Given information:
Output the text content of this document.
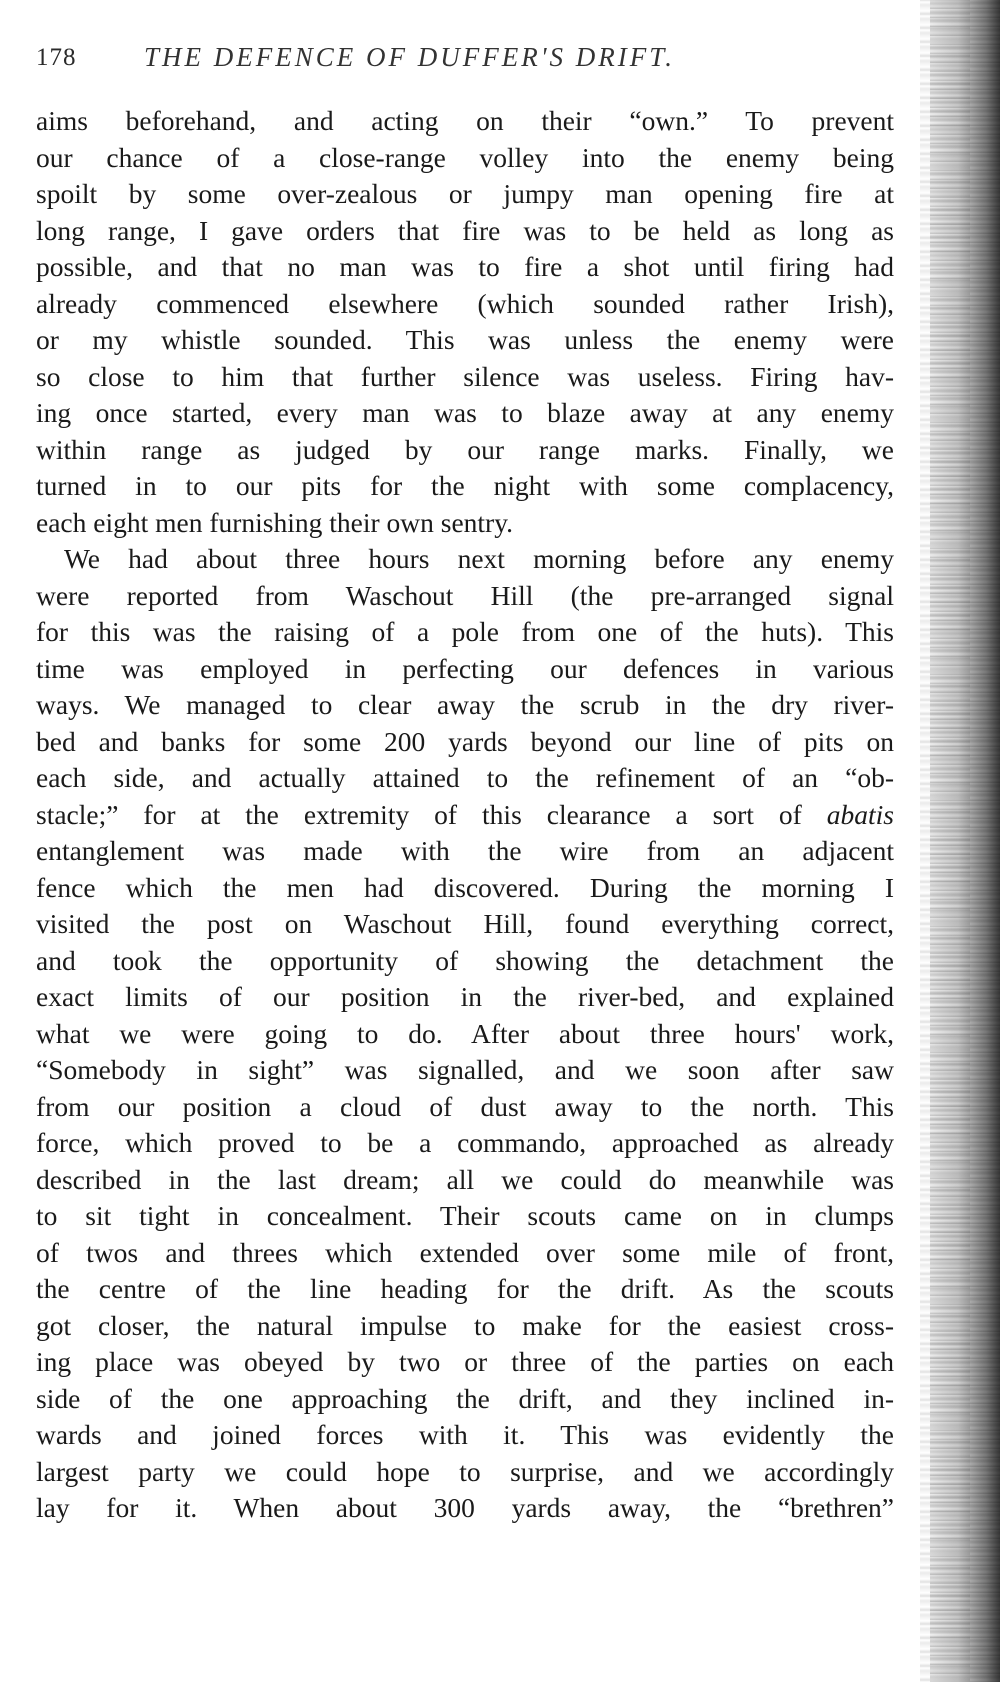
178	THE DEFENCE OF DUFFER'S DRIFT.
aims beforehand, and acting on their “own.” To prevent
our chance of a close-range volley into the enemy being
spoilt by some over-zealous or jumpy man opening fire at
long range, I gave orders that fire was to be held as long as
possible, and that no man was to fire a shot until firing had
already commenced elsewhere (which sounded rather Irish),
or my whistle sounded. This was unless the enemy were
so close to him that further silence was useless. Firing hav-
ing once started, every man was to blaze away at any enemy
within range as judged by our range marks. Finally, we
turned in to our pits for the night with some complacency,
each eight men furnishing their own sentry.
We had about three hours next morning before any enemy
were reported from Waschout Hill (the pre-arranged signal
for this was the raising of a pole from one of the huts). This
time was employed in perfecting our defences in various
ways. We managed to clear away the scrub in the dry river-
bed and banks for some 200 yards beyond our line of pits on
each side, and actually attained to the refinement of an “ob-
stacle;” for at the extremity of this clearance a sort of abatis
entanglement was made with the wire from an adjacent
fence which the men had discovered. During the morning I
visited the post on Waschout Hill, found everything correct,
and took the opportunity of showing the detachment the
exact limits of our position in the river-bed, and explained
what we were going to do. After about three hours' work,
“Somebody in sight” was signalled, and we soon after saw
from our position a cloud of dust away to the north. This
force, which proved to be a commando, approached as already
described in the last dream; all we could do meanwhile was
to sit tight in concealment. Their scouts came on in clumps
of twos and threes which extended over some mile of front,
the centre of the line heading for the drift. As the scouts
got closer, the natural impulse to make for the easiest cross-
ing place was obeyed by two or three of the parties on each
side of the one approaching the drift, and they inclined in-
wards and joined forces with it. This was evidently the
largest party we could hope to surprise, and we accordingly
lay for it. When about 300 yards away, the “brethren”
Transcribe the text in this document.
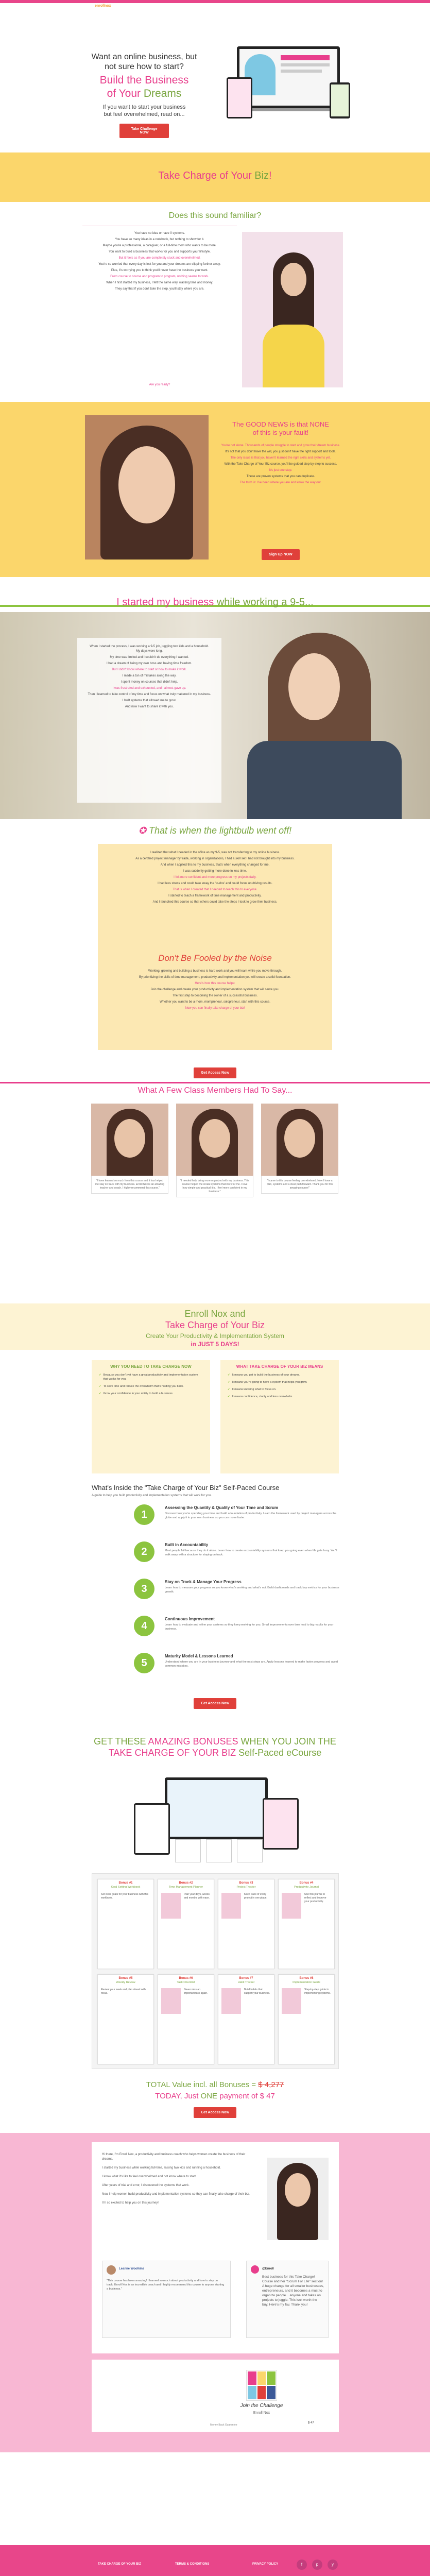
enrollnox
Want an online business, but
not sure how to start?
Build the Business
of Your Dreams
If you want to start your business
but feel overwhelmed, read on...
Take Challenge NOW
Take Charge of Your Biz!
Does this sound familiar?
You have no idea or have 0 systems.
You have so many ideas in a notebook, but nothing to show for it.
Maybe you're a professional, a caregiver, or a full-time mom who wants to be more.
You want to build a business that works for you and supports your lifestyle.
But it feels as if you are completely stuck and overwhelmed.
You're so worried that every day is lost for you and your dreams are slipping further away.
Plus, it's worrying you to think you'll never have the business you want.
From course to course and program to program, nothing seems to work.
When I first started my business, I felt the same way, wasting time and money.
They say that if you don't take the step, you'll stay where you are.
Are you ready?
The GOOD NEWS is that NONE
of this is your fault!
You're not alone. Thousands of people struggle to start and grow their dream business.
It's not that you don't have the will, you just don't have the right support and tools.
The only issue is that you haven't learned the right skills and systems yet.
With the Take Charge of Your Biz course, you'll be guided step-by-step to success.
It's just one step.
These are proven systems that you can duplicate.
The truth is: I've been where you are and know the way out.
Sign Up NOW
I started my business while working a 9-5...
When I started the process, I was working a 9-5 job, juggling two kids and a household. My days were long.
My time was limited and I couldn't do everything I wanted.
I had a dream of being my own boss and having time freedom.
But I didn't know where to start or how to make it work.
I made a ton of mistakes along the way.
I spent money on courses that didn't help.
I was frustrated and exhausted, and I almost gave up.
Then I learned to take control of my time and focus on what truly mattered in my business.
I built systems that allowed me to grow.
And now I want to share it with you.
✪ That is when the lightbulb went off!
I realized that what I needed in the office as my 9-5, was not transferring to my online business.
As a certified project manager by trade, working in organizations, I had a skill set I had not brought into my business.
And when I applied this to my business, that's when everything changed for me.
I was suddenly getting more done in less time.
I felt more confident and more progress on my projects daily.
I had less stress and could take away the 'to-dos' and could focus on driving results.
That is when I created that I needed to teach this to everyone.
I started to teach a framework of time management and productivity.
And I launched this course so that others could take the steps I took to grow their business.
Don't Be Fooled by the Noise
Working, growing and building a business is hard work and you will learn while you move through.
By prioritizing the skills of time management, productivity and implementation you will create a solid foundation.
Here's how this course helps:
Join the challenge and create your productivity and implementation system that will serve you.
The first step to becoming the owner of a successful business.
Whether you want to be a mom, mompreneur, solopreneur, start with this course.
Now you can finally take charge of your biz!
Get Access Now
What A Few Class Members Had To Say...
"I have learned so much from this course and it has helped me stay on track with my business. Enroll Nox is an amazing teacher and coach. I highly recommend this course."
"I needed help being more organized with my business. This course helped me create systems that work for me. I love how simple and practical it is. I feel more confident in my business."
"I came to this course feeling overwhelmed. Now I have a plan, systems and a clear path forward. Thank you for this amazing course!"
Enroll Nox and
Take Charge of Your Biz
Create Your Productivity & Implementation System
in JUST 5 DAYS!
WHY YOU NEED TO TAKE CHARGE NOW
✔ Because you don't yet have a great productivity and implementation system that works for you.
✔ To save time and reduce the overwhelm that's holding you back.
✔ Grow your confidence in your ability to build a business.
WHAT TAKE CHARGE OF YOUR BIZ MEANS
✔ It means you get to build the business of your dreams.
✔ It means you're going to have a system that helps you grow.
✔ It means knowing what to focus on.
✔ It means confidence, clarity and less overwhelm.
What's Inside the "Take Charge of Your Biz" Self-Paced Course
A guide to help you build productivity and implementation systems that will work for you.
1
Assessing the Quantity & Quality of Your Time and Scrum
Discover how you're spending your time and build a foundation of productivity. Learn the framework used by project managers across the globe and apply it to your own business so you can move faster.
2
Built in Accountability
Most people fail because they do it alone. Learn how to create accountability systems that keep you going even when life gets busy. You'll walk away with a structure for staying on track.
3
Stay on Track & Manage Your Progress
Learn how to measure your progress so you know what's working and what's not. Build dashboards and track key metrics for your business growth.
4
Continuous Improvement
Learn how to evaluate and refine your systems so they keep working for you. Small improvements over time lead to big results for your business.
5
Maturity Model & Lessons Learned
Understand where you are in your business journey and what the next steps are. Apply lessons learned to make faster progress and avoid common mistakes.
Get Access Now
GET THESE AMAZING BONUSES WHEN YOU JOIN THE
TAKE CHARGE OF YOUR BIZ Self-Paced eCourse
Bonus #1
Goal Setting Workbook
Set clear goals for your business with this workbook.
Bonus #2
Time Management Planner
Plan your days, weeks and months with ease.
Bonus #3
Project Tracker
Keep track of every project in one place.
Bonus #4
Productivity Journal
Use this journal to reflect and improve your productivity.
Bonus #5
Weekly Review
Review your week and plan ahead with focus.
Bonus #6
Task Checklist
Never miss an important task again.
Bonus #7
Habit Tracker
Build habits that support your business.
Bonus #8
Implementation Guide
Step-by-step guide to implementing systems.
TOTAL Value incl. all Bonuses = $ 4,277
TODAY, Just ONE payment of $ 47
Get Access Now
Hi there, I'm Enroll Nox, a productivity and business coach who helps women create the business of their dreams.
I started my business while working full-time, raising two kids and running a household.
I know what it's like to feel overwhelmed and not know where to start.
After years of trial and error, I discovered the systems that work.
Now I help women build productivity and implementation systems so they can finally take charge of their biz.
I'm so excited to help you on this journey!
Leanne Woolkins
"This course has been amazing! I learned so much about productivity and how to stay on track. Enroll Nox is an incredible coach and I highly recommend this course to anyone starting a business."
@Enroll
Best business for this Take Charge! Course and her "Scrum For Life" section! A huge change for all smaller businesses, entrepreneurs, and it becomes a must to organize people... anyone and takes on projects to juggle. This isn't worth the buy. Here's my fav. Thank you!
Join the Challenge
Enroll Nox
$ 47
Money Back Guarantee
TAKE CHARGE OF YOUR BIZ	TERMS & CONDITIONS	PRIVACY POLICY	f	p	y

Written exercise: Return every line above that contains the word "morning".

Solution for this problem:
We had about three hours next morning before any enemy
fence which the men had discovered. During the morning I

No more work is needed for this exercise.